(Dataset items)
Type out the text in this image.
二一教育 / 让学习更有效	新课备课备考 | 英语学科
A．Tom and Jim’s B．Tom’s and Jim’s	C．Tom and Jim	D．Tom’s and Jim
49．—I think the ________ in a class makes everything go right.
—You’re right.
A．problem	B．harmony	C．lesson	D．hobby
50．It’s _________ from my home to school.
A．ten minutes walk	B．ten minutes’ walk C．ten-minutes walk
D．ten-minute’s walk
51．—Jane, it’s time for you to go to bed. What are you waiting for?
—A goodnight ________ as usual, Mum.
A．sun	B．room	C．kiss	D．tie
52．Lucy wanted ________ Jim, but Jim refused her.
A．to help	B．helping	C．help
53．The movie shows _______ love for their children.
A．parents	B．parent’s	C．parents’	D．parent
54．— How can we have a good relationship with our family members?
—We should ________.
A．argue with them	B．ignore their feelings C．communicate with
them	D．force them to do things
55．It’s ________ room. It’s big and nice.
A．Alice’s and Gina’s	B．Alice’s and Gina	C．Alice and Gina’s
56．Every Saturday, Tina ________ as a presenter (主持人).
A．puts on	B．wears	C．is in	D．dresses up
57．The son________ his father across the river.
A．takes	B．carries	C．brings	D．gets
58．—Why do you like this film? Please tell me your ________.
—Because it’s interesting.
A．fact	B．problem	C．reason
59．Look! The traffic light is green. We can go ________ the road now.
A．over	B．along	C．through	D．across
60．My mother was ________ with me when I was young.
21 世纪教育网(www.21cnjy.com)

**The request**
In the listing, find all lines with the string "this" and copy them.

**Reply to the task**
Type out the text in this image.
58．—Why do you like this film? Please tell me your ________.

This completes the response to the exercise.